▶ **Work required**
Rewrite the entries below with every "starter-mark" changed to "starter-flag", leaving everything else as it is.

▶ **Extracted data**
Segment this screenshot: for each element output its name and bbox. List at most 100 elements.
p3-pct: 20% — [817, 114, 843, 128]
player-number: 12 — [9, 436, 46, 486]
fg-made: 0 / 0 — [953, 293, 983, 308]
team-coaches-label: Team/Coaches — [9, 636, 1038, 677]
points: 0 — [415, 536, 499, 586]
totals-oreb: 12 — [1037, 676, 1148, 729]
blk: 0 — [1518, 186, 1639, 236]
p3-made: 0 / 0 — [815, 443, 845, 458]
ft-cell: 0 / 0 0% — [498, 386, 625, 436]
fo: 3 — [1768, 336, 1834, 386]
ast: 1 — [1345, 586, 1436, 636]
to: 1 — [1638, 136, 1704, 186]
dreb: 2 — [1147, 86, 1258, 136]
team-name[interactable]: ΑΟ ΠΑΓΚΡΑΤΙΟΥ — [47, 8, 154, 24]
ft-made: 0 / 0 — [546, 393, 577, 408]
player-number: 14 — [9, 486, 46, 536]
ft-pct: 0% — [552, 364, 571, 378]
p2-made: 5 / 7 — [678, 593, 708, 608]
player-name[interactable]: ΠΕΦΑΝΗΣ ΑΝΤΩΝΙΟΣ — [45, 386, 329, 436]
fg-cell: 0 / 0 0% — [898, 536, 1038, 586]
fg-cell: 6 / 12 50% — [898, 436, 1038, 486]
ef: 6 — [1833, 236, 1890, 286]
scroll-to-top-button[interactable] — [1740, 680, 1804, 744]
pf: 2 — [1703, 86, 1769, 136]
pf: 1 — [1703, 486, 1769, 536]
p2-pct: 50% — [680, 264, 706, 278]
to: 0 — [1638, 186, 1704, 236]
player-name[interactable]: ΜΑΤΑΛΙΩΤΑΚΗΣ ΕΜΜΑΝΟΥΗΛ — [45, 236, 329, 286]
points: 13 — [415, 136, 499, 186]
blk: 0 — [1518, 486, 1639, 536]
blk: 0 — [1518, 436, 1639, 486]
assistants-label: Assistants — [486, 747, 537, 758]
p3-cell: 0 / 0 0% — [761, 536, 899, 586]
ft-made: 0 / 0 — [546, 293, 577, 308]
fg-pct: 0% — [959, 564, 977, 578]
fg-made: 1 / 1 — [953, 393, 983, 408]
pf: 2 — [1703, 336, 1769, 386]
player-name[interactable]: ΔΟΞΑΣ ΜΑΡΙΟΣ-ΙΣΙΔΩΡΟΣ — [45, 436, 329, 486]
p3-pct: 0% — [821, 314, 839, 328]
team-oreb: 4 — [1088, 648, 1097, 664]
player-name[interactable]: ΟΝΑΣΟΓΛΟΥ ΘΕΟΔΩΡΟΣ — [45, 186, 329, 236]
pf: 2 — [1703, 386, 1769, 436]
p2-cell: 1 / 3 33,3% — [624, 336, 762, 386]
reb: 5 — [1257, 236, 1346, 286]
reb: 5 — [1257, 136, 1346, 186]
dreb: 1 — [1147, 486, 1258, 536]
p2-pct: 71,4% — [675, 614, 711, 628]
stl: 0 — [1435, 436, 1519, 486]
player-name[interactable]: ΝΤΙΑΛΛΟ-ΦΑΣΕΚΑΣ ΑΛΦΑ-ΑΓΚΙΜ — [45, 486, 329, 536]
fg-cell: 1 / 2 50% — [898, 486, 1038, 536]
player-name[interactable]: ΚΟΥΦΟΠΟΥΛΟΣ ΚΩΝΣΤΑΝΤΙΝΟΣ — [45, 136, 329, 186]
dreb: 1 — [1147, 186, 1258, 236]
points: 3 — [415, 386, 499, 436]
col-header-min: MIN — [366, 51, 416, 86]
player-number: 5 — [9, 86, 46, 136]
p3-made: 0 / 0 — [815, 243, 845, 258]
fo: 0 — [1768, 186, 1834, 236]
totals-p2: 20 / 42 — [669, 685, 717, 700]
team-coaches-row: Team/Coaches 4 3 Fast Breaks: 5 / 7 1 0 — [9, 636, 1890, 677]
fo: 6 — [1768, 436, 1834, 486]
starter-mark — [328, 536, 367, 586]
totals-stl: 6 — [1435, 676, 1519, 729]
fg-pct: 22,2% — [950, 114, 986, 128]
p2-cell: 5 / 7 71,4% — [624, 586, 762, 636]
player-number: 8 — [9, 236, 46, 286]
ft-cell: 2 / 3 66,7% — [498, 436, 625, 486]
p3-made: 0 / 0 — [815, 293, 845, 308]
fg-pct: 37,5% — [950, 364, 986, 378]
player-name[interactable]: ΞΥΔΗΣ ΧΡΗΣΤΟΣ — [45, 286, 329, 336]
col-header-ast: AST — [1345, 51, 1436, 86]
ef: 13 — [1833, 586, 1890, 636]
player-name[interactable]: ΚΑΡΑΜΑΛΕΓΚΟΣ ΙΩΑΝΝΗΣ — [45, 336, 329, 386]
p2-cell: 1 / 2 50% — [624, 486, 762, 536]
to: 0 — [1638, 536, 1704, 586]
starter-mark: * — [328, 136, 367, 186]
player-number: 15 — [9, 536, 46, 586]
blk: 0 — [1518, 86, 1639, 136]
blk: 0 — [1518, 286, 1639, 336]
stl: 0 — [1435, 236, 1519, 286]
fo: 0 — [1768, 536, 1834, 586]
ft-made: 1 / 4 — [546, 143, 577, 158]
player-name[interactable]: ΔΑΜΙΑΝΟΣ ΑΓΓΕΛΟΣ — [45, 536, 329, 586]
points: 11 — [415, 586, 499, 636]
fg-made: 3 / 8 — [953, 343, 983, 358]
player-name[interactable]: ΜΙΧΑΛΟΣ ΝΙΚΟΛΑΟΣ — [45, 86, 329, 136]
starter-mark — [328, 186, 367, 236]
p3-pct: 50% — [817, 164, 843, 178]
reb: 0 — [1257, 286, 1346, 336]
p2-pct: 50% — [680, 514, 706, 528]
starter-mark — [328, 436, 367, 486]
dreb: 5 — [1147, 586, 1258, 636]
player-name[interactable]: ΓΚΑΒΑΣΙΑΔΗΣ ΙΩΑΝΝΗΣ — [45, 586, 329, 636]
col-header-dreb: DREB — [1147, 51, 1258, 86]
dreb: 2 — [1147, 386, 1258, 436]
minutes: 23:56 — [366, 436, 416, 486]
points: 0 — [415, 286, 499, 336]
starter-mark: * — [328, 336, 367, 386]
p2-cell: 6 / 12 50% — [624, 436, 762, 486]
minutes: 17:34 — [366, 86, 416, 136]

▶ **The completed task**
Segment this screenshot: for each element output its name and bbox. List at most 100 elements.
p3-pct: 20% — [817, 114, 843, 128]
player-number: 12 — [9, 436, 46, 486]
fg-made: 0 / 0 — [953, 293, 983, 308]
team-coaches-label: Team/Coaches — [9, 636, 1038, 677]
points: 0 — [415, 536, 499, 586]
totals-oreb: 12 — [1037, 676, 1148, 729]
blk: 0 — [1518, 186, 1639, 236]
p3-made: 0 / 0 — [815, 443, 845, 458]
ft-cell: 0 / 0 0% — [498, 386, 625, 436]
fo: 3 — [1768, 336, 1834, 386]
ast: 1 — [1345, 586, 1436, 636]
to: 1 — [1638, 136, 1704, 186]
dreb: 2 — [1147, 86, 1258, 136]
team-name[interactable]: ΑΟ ΠΑΓΚΡΑΤΙΟΥ — [47, 8, 154, 24]
ft-made: 0 / 0 — [546, 393, 577, 408]
player-number: 14 — [9, 486, 46, 536]
ft-pct: 0% — [552, 364, 571, 378]
p2-made: 5 / 7 — [678, 593, 708, 608]
player-name[interactable]: ΠΕΦΑΝΗΣ ΑΝΤΩΝΙΟΣ — [45, 386, 329, 436]
fg-cell: 0 / 0 0% — [898, 536, 1038, 586]
fg-cell: 6 / 12 50% — [898, 436, 1038, 486]
ef: 6 — [1833, 236, 1890, 286]
scroll-to-top-button[interactable] — [1740, 680, 1804, 744]
pf: 2 — [1703, 86, 1769, 136]
pf: 1 — [1703, 486, 1769, 536]
p2-pct: 50% — [680, 264, 706, 278]
to: 0 — [1638, 186, 1704, 236]
player-name[interactable]: ΜΑΤΑΛΙΩΤΑΚΗΣ ΕΜΜΑΝΟΥΗΛ — [45, 236, 329, 286]
points: 13 — [415, 136, 499, 186]
blk: 0 — [1518, 486, 1639, 536]
blk: 0 — [1518, 436, 1639, 486]
assistants-label: Assistants — [486, 747, 537, 758]
p3-cell: 0 / 0 0% — [761, 536, 899, 586]
ft-made: 0 / 0 — [546, 293, 577, 308]
fg-pct: 0% — [959, 564, 977, 578]
fg-made: 1 / 1 — [953, 393, 983, 408]
pf: 2 — [1703, 336, 1769, 386]
player-name[interactable]: ΔΟΞΑΣ ΜΑΡΙΟΣ-ΙΣΙΔΩΡΟΣ — [45, 436, 329, 486]
p3-pct: 0% — [821, 314, 839, 328]
team-oreb: 4 — [1088, 648, 1097, 664]
player-name[interactable]: ΟΝΑΣΟΓΛΟΥ ΘΕΟΔΩΡΟΣ — [45, 186, 329, 236]
pf: 2 — [1703, 386, 1769, 436]
p2-cell: 1 / 3 33,3% — [624, 336, 762, 386]
reb: 5 — [1257, 236, 1346, 286]
reb: 5 — [1257, 136, 1346, 186]
dreb: 1 — [1147, 486, 1258, 536]
p2-pct: 71,4% — [675, 614, 711, 628]
stl: 0 — [1435, 436, 1519, 486]
player-name[interactable]: ΝΤΙΑΛΛΟ-ΦΑΣΕΚΑΣ ΑΛΦΑ-ΑΓΚΙΜ — [45, 486, 329, 536]
fg-cell: 1 / 2 50% — [898, 486, 1038, 536]
player-name[interactable]: ΚΟΥΦΟΠΟΥΛΟΣ ΚΩΝΣΤΑΝΤΙΝΟΣ — [45, 136, 329, 186]
dreb: 1 — [1147, 186, 1258, 236]
points: 3 — [415, 386, 499, 436]
col-header-min: MIN — [366, 51, 416, 86]
player-number: 5 — [9, 86, 46, 136]
p3-made: 0 / 0 — [815, 243, 845, 258]
fo: 0 — [1768, 186, 1834, 236]
totals-p2: 20 / 42 — [669, 685, 717, 700]
team-coaches-row: Team/Coaches 4 3 Fast Breaks: 5 / 7 1 0 — [9, 636, 1890, 677]
fo: 6 — [1768, 436, 1834, 486]
starter-flag — [328, 536, 367, 586]
totals-stl: 6 — [1435, 676, 1519, 729]
fg-pct: 22,2% — [950, 114, 986, 128]
p2-cell: 5 / 7 71,4% — [624, 586, 762, 636]
player-number: 8 — [9, 236, 46, 286]
ft-cell: 2 / 3 66,7% — [498, 436, 625, 486]
p3-made: 0 / 0 — [815, 293, 845, 308]
fg-pct: 37,5% — [950, 364, 986, 378]
player-name[interactable]: ΞΥΔΗΣ ΧΡΗΣΤΟΣ — [45, 286, 329, 336]
col-header-ast: AST — [1345, 51, 1436, 86]
ef: 13 — [1833, 586, 1890, 636]
player-name[interactable]: ΚΑΡΑΜΑΛΕΓΚΟΣ ΙΩΑΝΝΗΣ — [45, 336, 329, 386]
p2-cell: 1 / 2 50% — [624, 486, 762, 536]
to: 0 — [1638, 536, 1704, 586]
starter-flag: * — [328, 136, 367, 186]
player-number: 15 — [9, 536, 46, 586]
blk: 0 — [1518, 86, 1639, 136]
blk: 0 — [1518, 286, 1639, 336]
stl: 0 — [1435, 236, 1519, 286]
fo: 0 — [1768, 536, 1834, 586]
ft-made: 1 / 4 — [546, 143, 577, 158]
player-name[interactable]: ΔΑΜΙΑΝΟΣ ΑΓΓΕΛΟΣ — [45, 536, 329, 586]
points: 11 — [415, 586, 499, 636]
fg-made: 3 / 8 — [953, 343, 983, 358]
player-name[interactable]: ΜΙΧΑΛΟΣ ΝΙΚΟΛΑΟΣ — [45, 86, 329, 136]
starter-flag — [328, 186, 367, 236]
p3-pct: 50% — [817, 164, 843, 178]
reb: 0 — [1257, 286, 1346, 336]
p2-pct: 50% — [680, 514, 706, 528]
starter-flag — [328, 436, 367, 486]
dreb: 5 — [1147, 586, 1258, 636]
player-name[interactable]: ΓΚΑΒΑΣΙΑΔΗΣ ΙΩΑΝΝΗΣ — [45, 586, 329, 636]
col-header-dreb: DREB — [1147, 51, 1258, 86]
dreb: 2 — [1147, 386, 1258, 436]
minutes: 23:56 — [366, 436, 416, 486]
points: 0 — [415, 286, 499, 336]
starter-flag: * — [328, 336, 367, 386]
p2-cell: 6 / 12 50% — [624, 436, 762, 486]
minutes: 17:34 — [366, 86, 416, 136]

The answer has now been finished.